Reproduce the listing below word for word, beginning at the line that contains "legend-item-core-cpi: US CPI" and continuing through the line that contains "legend-label-core-cpi: US CPI", with both of those lines included.

BEGIN PROVIDED MATERIAL

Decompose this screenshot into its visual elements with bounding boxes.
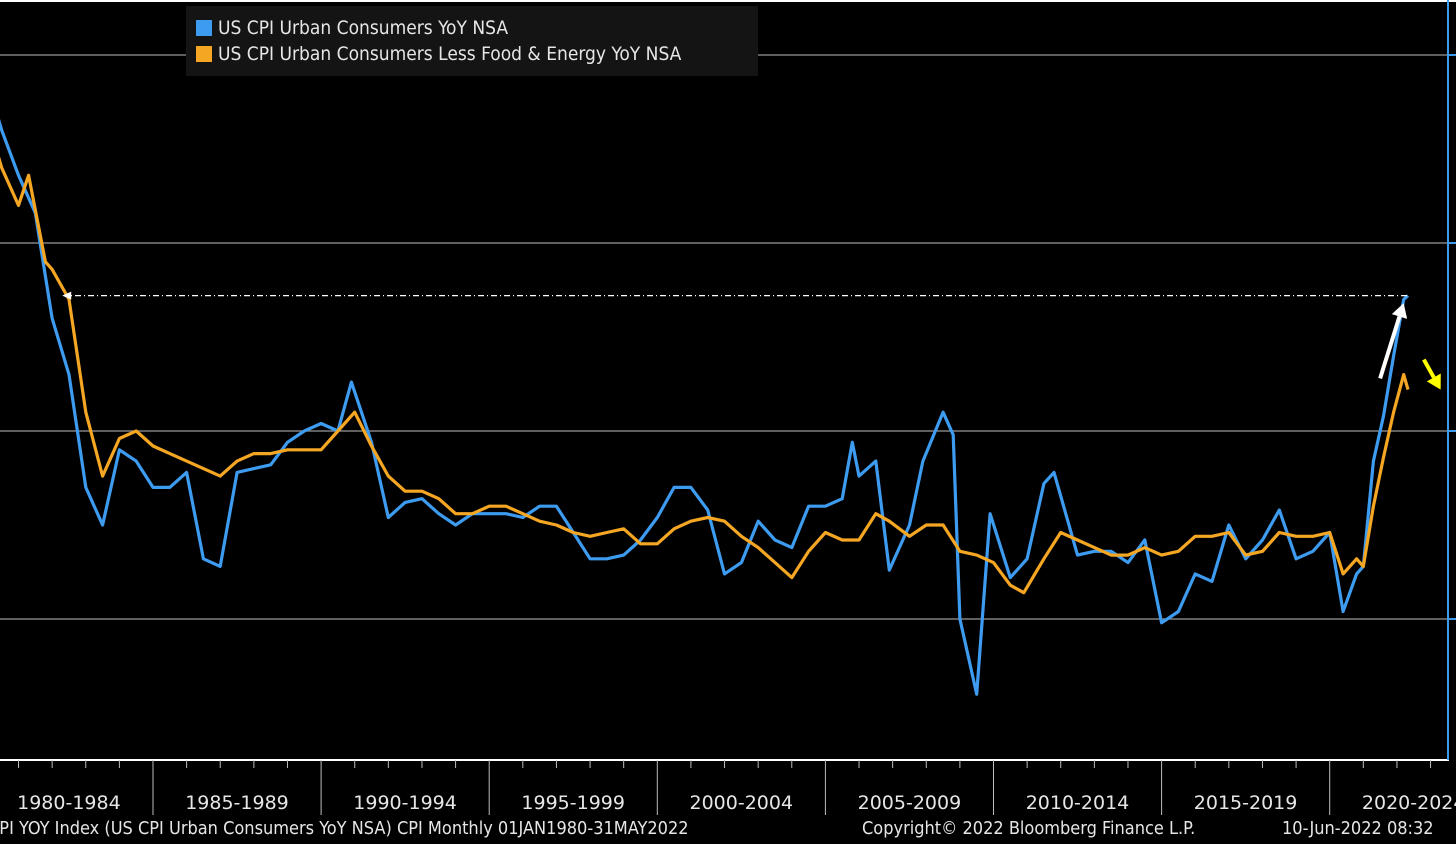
legend-item-core-cpi: US CPI Urban Consumers Less Food & Energ… bbox=[196, 43, 681, 65]
x-tick-label: 1995-1999 bbox=[521, 792, 625, 814]
core-cpi-series-line bbox=[0, 156, 1410, 595]
legend-label-core-cpi: US CPI Urban Consumers Less Food & Energ… bbox=[218, 43, 682, 65]
legend: US CPI Urban Consumers YoY NSA US CPI Ur… bbox=[186, 6, 758, 76]
arrow-left-icon bbox=[62, 291, 72, 300]
x-tick-label: 2000-2004 bbox=[690, 792, 794, 814]
plot-frame bbox=[0, 0, 1449, 761]
x-tick-label: 2020-2024 bbox=[1362, 792, 1456, 814]
x-tick-label: 1980-1984 bbox=[17, 792, 121, 814]
footer-copyright: Copyright© 2022 Bloomberg Finance L.P. bbox=[862, 818, 1196, 839]
legend-swatch-core-cpi bbox=[196, 46, 212, 62]
legend-label-cpi: US CPI Urban Consumers YoY NSA bbox=[218, 17, 509, 39]
white-arrow-shaft bbox=[1378, 315, 1402, 379]
arrow-up-icon bbox=[1391, 303, 1408, 319]
x-tick-label: 2015-2019 bbox=[1194, 792, 1298, 814]
x-tick-label: 1985-1989 bbox=[185, 792, 289, 814]
legend-item-cpi: US CPI Urban Consumers YoY NSA bbox=[196, 17, 508, 39]
x-tick-label: 1990-1994 bbox=[353, 792, 457, 814]
x-tick-label: 2010-2014 bbox=[1026, 792, 1130, 814]
footer-source: CPI YOY Index (US CPI Urban Consumers Yo… bbox=[0, 818, 689, 839]
footer-timestamp: 10-Jun-2022 08:32 bbox=[1282, 818, 1434, 839]
legend-swatch-cpi bbox=[196, 20, 212, 36]
yellow-arrow-shaft bbox=[1422, 358, 1436, 379]
x-tick-label: 2005-2009 bbox=[858, 792, 962, 814]
cpi-series-line bbox=[0, 118, 1410, 696]
arrow-down-icon bbox=[1426, 373, 1441, 390]
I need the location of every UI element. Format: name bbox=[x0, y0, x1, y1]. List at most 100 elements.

END PROVIDED MATERIAL

REPLY TO THE TASK
legend-item-core-cpi: US CPI Urban Consumers Less Food & Energ… bbox=[196, 43, 681, 65]
x-tick-label: 1995-1999 bbox=[521, 792, 625, 814]
core-cpi-series-line bbox=[0, 156, 1410, 595]
legend-label-core-cpi: US CPI Urban Consumers Less Food & Energ… bbox=[218, 43, 682, 65]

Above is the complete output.